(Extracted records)
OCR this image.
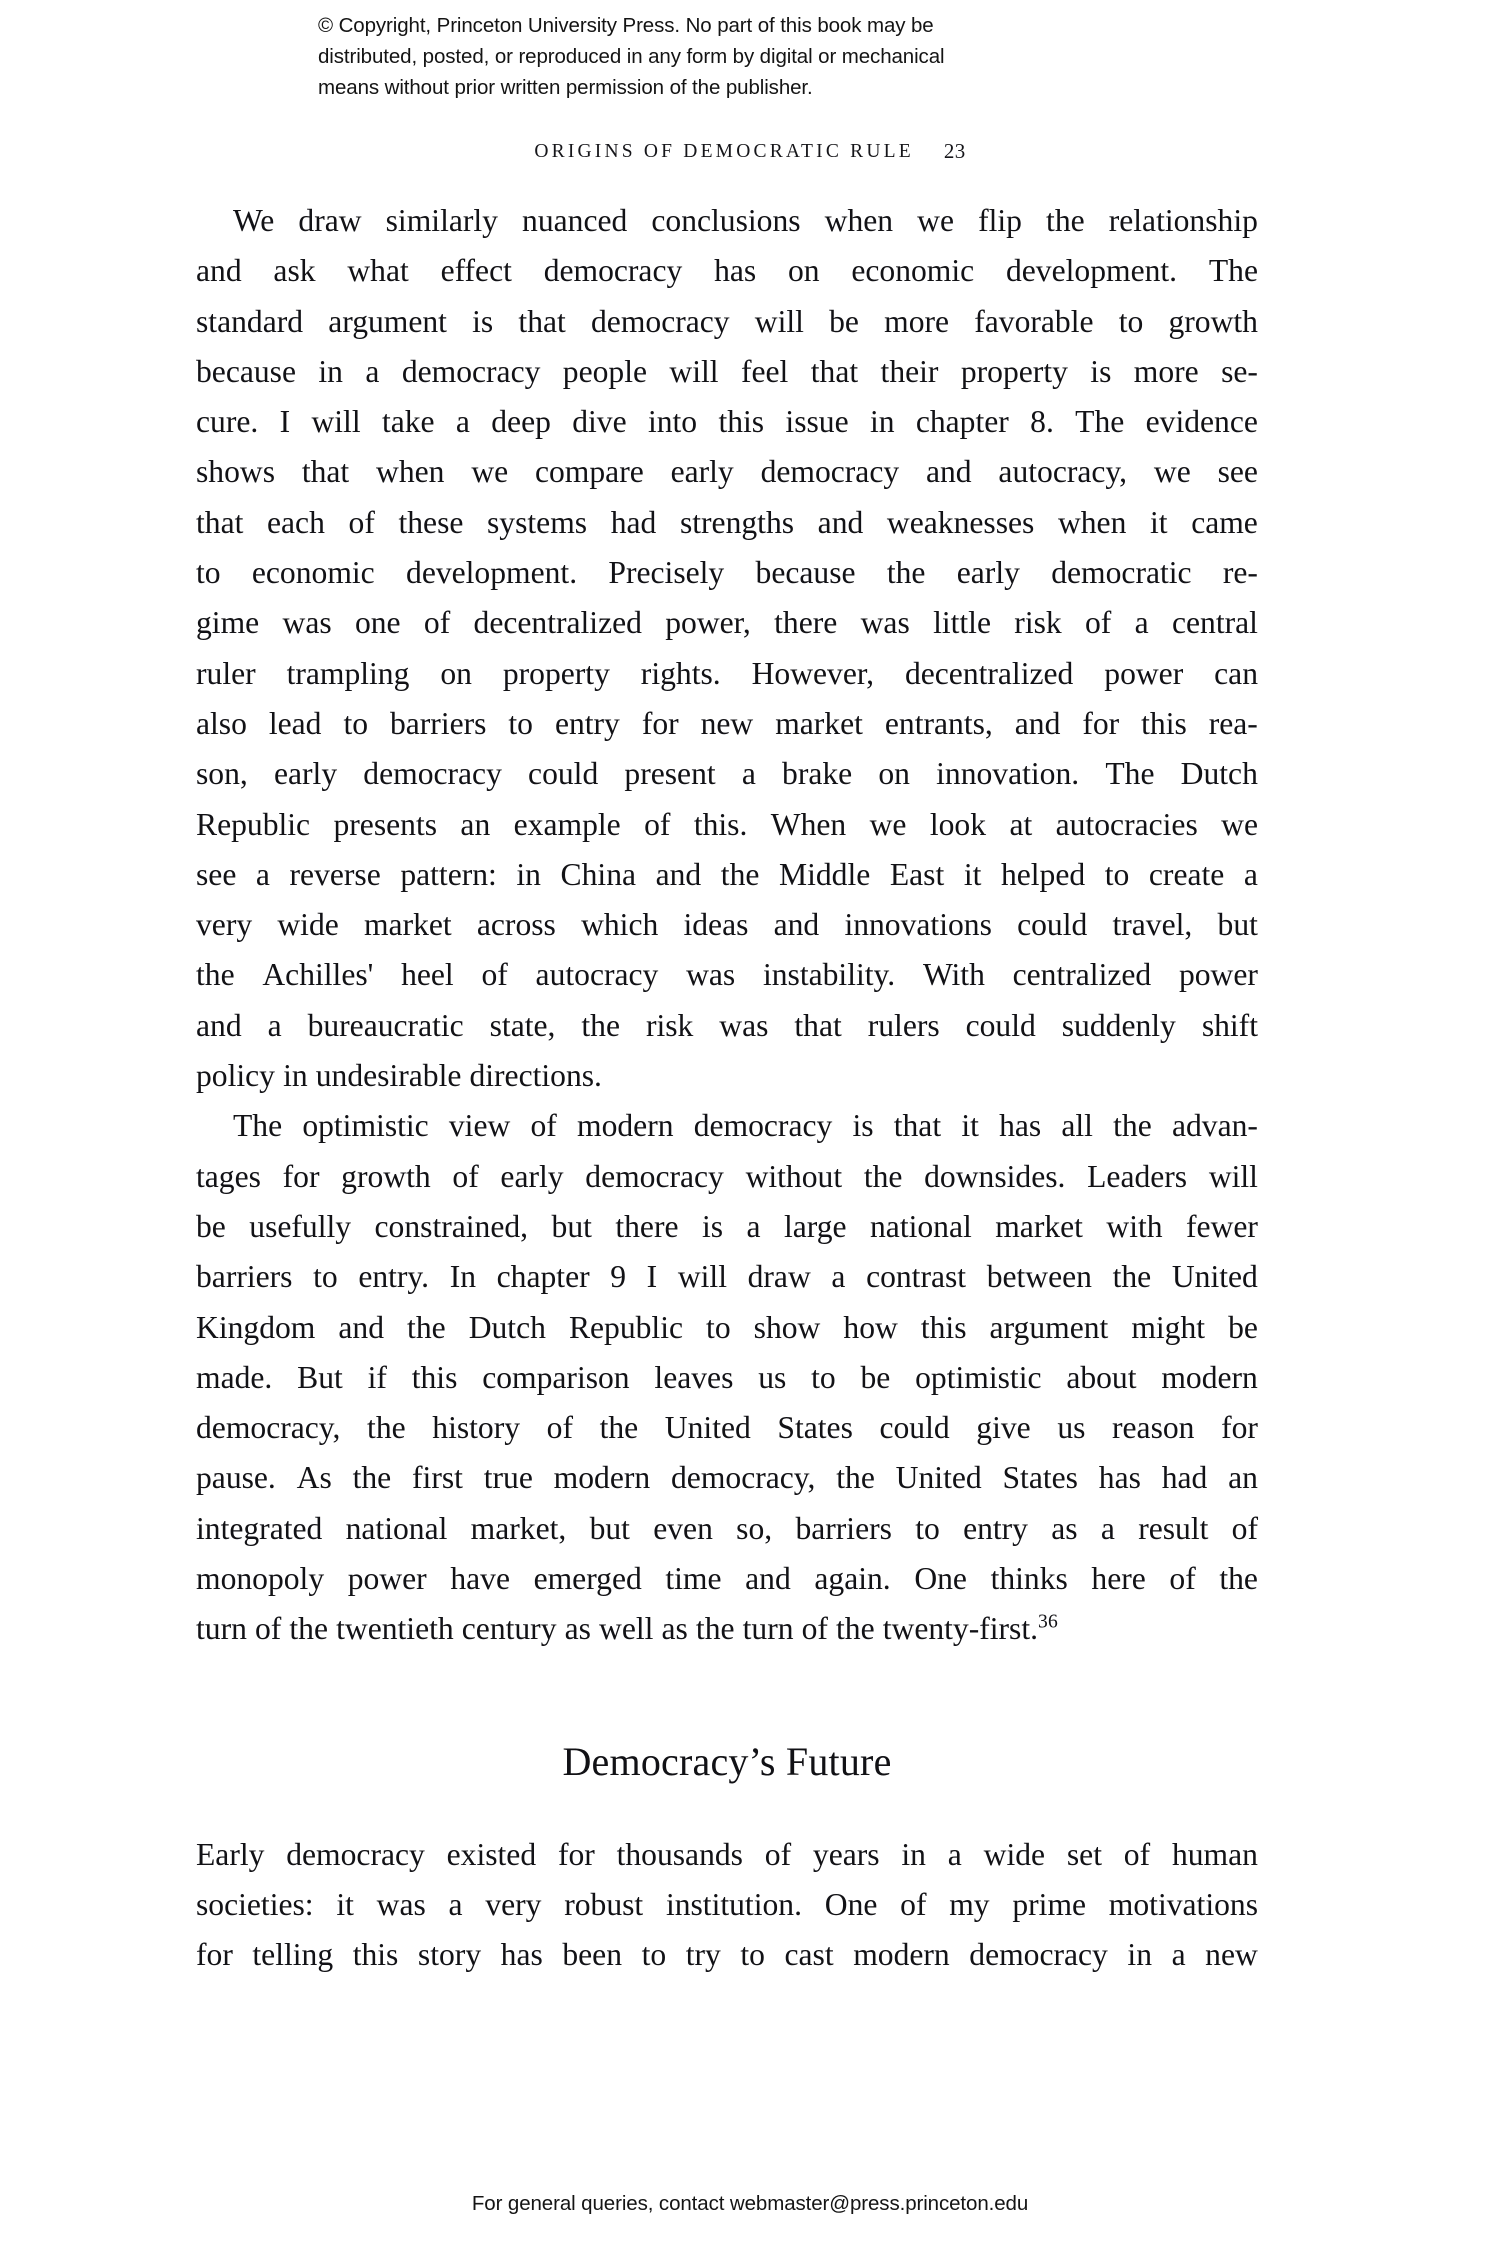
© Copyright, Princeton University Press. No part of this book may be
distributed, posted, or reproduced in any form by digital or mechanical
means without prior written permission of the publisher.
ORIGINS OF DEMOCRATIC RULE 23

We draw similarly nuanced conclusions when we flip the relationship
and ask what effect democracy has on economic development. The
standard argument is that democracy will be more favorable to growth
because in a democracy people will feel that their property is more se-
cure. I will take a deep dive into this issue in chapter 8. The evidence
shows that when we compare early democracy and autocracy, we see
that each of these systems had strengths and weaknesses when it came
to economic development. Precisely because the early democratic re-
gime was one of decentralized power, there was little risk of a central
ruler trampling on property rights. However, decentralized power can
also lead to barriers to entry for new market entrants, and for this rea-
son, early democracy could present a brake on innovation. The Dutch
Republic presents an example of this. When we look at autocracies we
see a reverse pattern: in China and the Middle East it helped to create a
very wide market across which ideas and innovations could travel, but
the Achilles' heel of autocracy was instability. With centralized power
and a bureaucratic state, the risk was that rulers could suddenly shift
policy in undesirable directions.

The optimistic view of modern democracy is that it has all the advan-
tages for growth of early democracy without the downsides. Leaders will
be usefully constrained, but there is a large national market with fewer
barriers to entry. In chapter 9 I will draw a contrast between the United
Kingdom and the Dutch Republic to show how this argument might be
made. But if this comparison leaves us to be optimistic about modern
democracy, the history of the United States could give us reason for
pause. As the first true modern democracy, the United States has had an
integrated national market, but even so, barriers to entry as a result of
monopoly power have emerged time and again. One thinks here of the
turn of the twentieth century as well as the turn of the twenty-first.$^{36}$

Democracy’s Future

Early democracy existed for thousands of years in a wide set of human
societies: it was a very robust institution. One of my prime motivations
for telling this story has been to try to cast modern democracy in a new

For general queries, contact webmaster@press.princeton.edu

* * *

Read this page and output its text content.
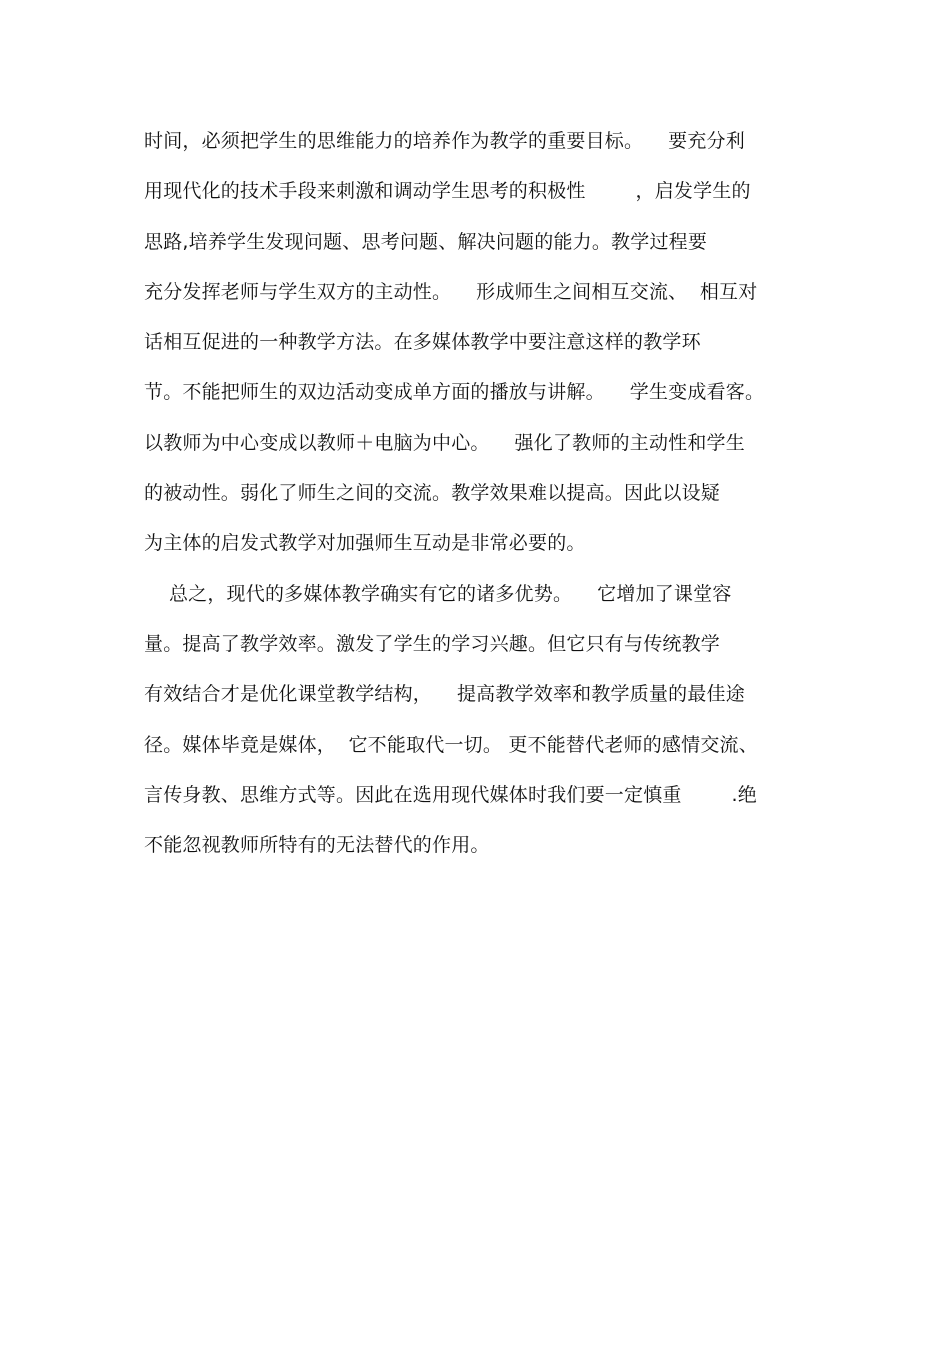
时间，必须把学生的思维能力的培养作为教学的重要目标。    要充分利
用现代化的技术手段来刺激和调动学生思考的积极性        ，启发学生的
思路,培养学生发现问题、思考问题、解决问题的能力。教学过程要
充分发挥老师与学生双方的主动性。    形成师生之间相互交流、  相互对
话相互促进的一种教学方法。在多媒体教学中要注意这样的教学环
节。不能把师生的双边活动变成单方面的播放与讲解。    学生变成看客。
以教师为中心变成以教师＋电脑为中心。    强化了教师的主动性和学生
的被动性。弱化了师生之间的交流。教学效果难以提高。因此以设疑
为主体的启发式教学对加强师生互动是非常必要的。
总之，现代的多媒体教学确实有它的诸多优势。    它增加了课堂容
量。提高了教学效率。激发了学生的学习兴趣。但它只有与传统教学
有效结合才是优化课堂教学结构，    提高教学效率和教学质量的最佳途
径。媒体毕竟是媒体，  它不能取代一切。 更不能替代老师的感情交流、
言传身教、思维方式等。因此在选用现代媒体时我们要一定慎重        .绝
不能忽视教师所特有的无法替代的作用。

...

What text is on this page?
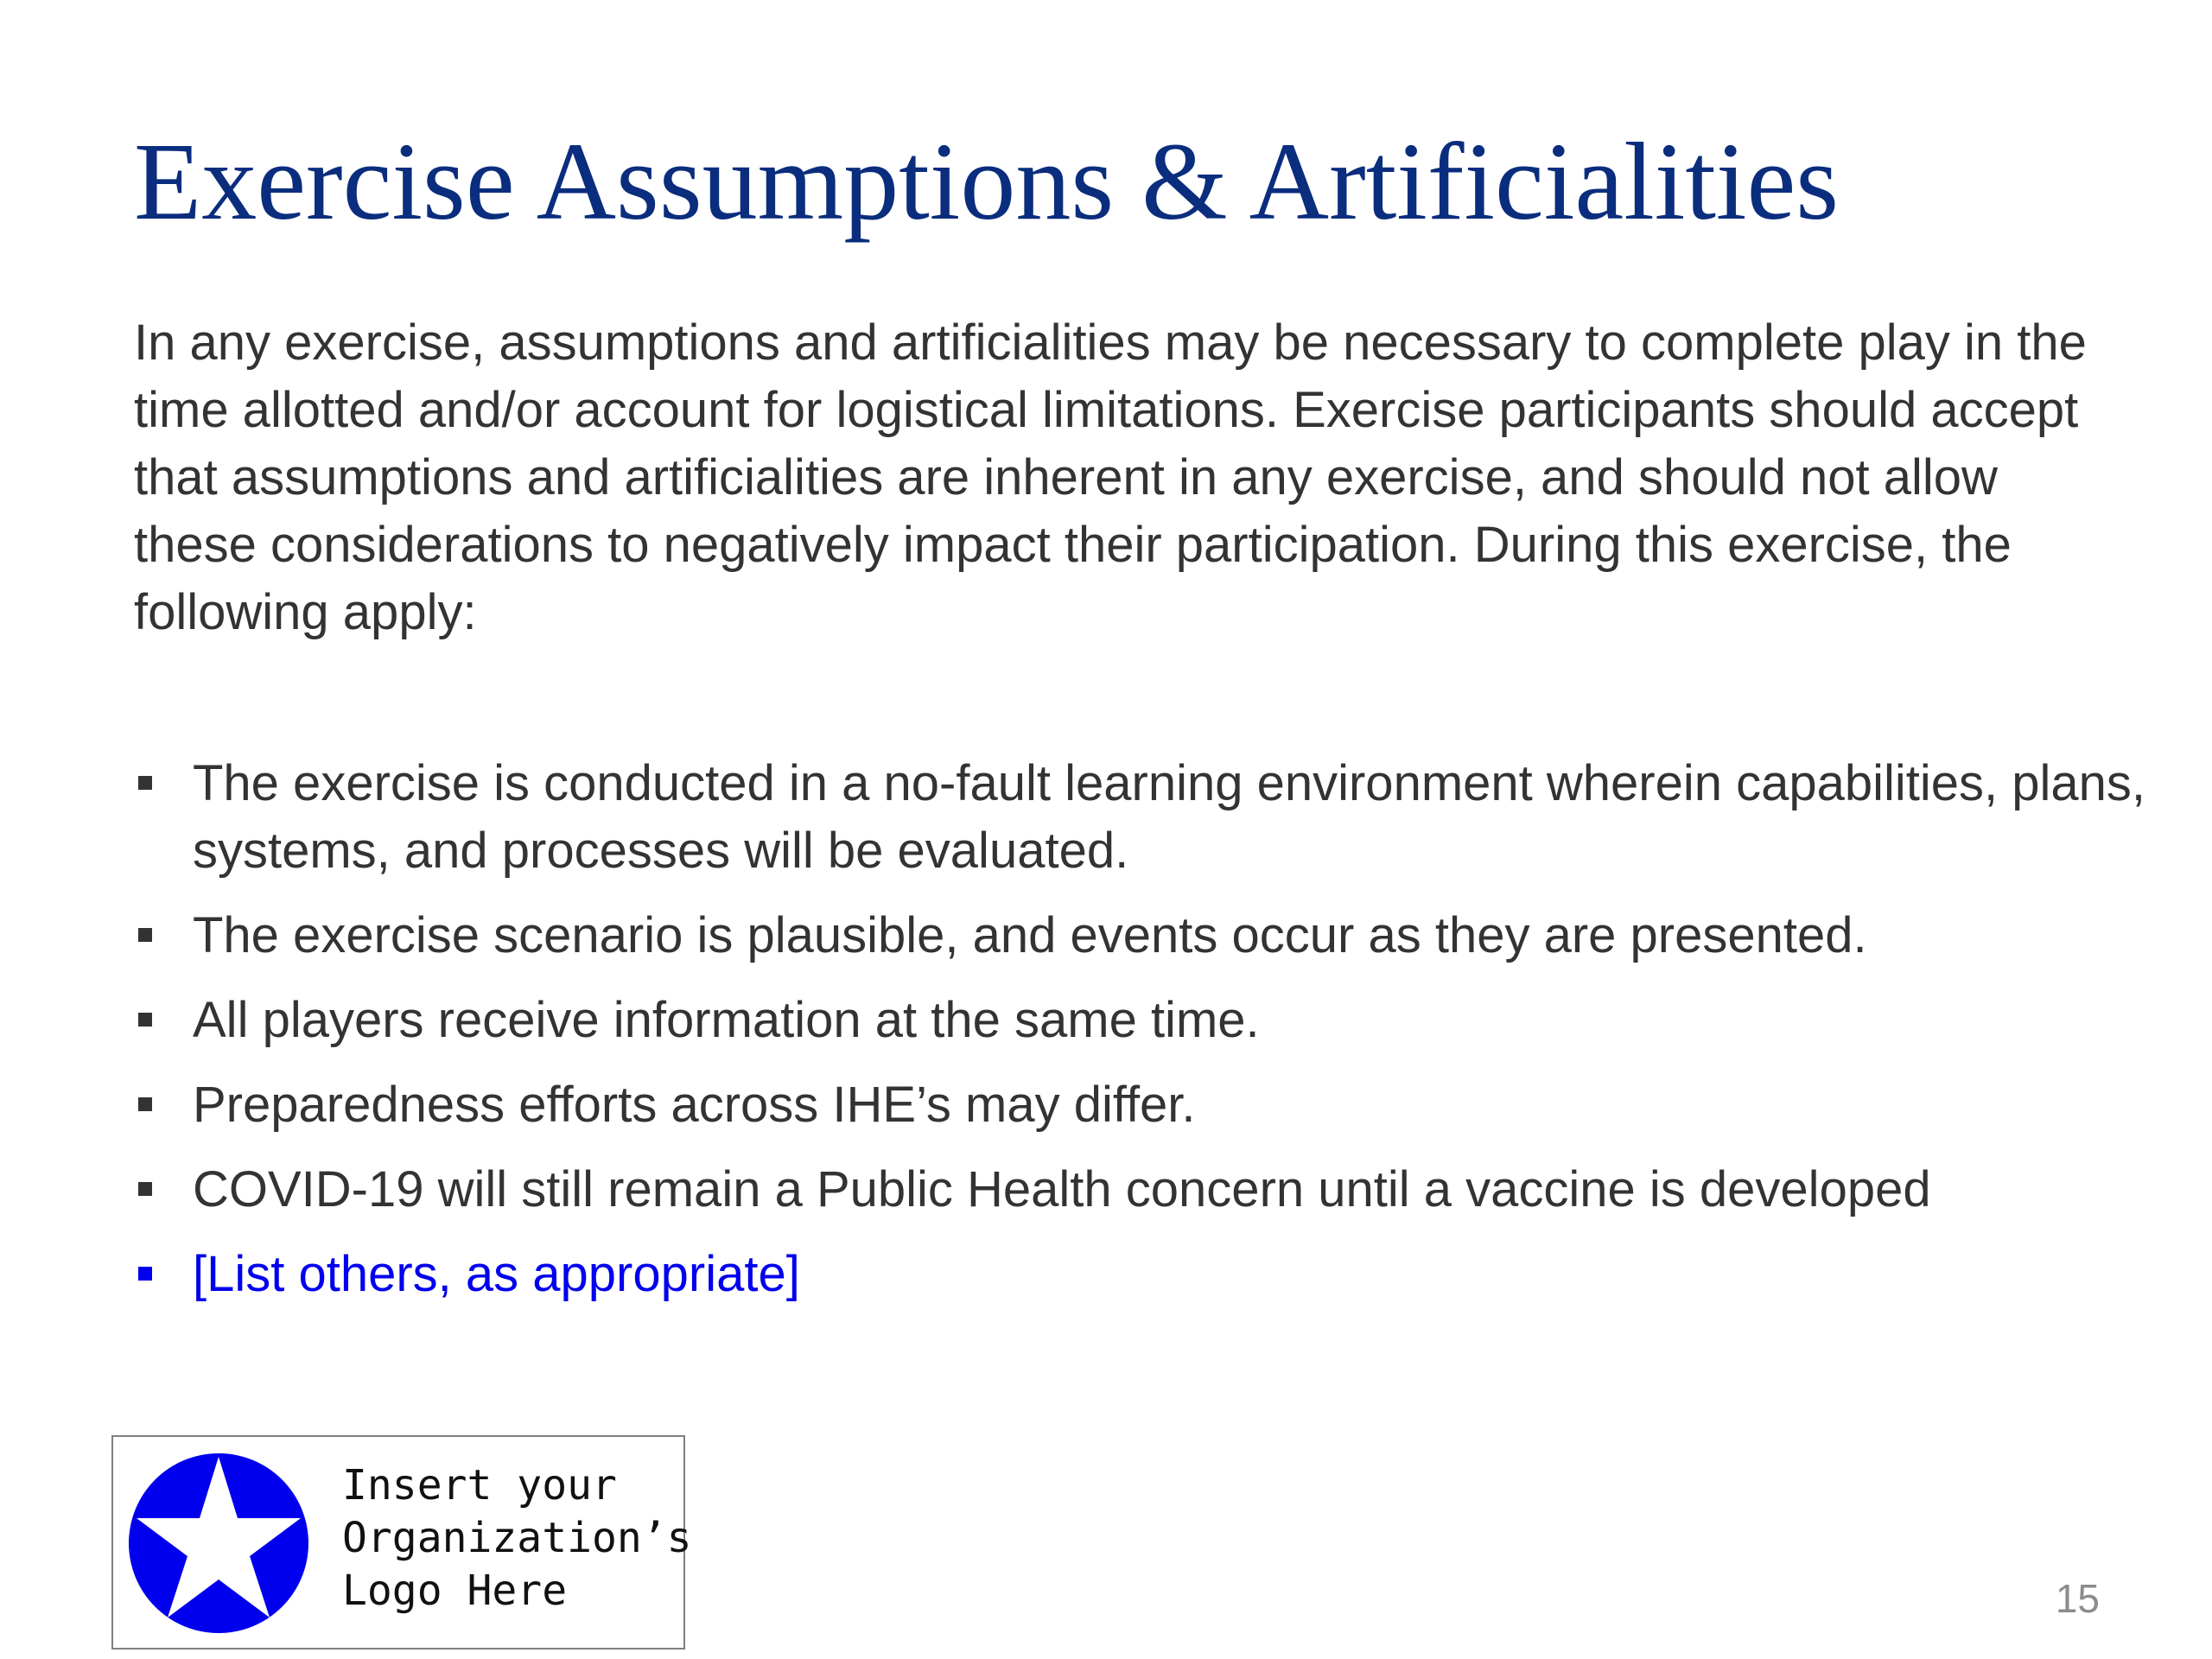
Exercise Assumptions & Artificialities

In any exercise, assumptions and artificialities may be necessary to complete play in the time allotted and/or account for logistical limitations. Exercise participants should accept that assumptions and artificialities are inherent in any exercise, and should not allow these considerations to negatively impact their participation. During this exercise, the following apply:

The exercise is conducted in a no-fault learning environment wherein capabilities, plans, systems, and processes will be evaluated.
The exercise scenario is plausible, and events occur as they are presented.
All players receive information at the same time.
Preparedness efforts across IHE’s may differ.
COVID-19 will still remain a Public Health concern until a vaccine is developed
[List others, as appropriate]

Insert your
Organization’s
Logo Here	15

### Exercise requirements
Using the data above, copy each line that contains "very".

### Answer for this exercise
very wide market across which ideas and innovations could travel, but
societies: it was a very robust institution. One of my prime motivations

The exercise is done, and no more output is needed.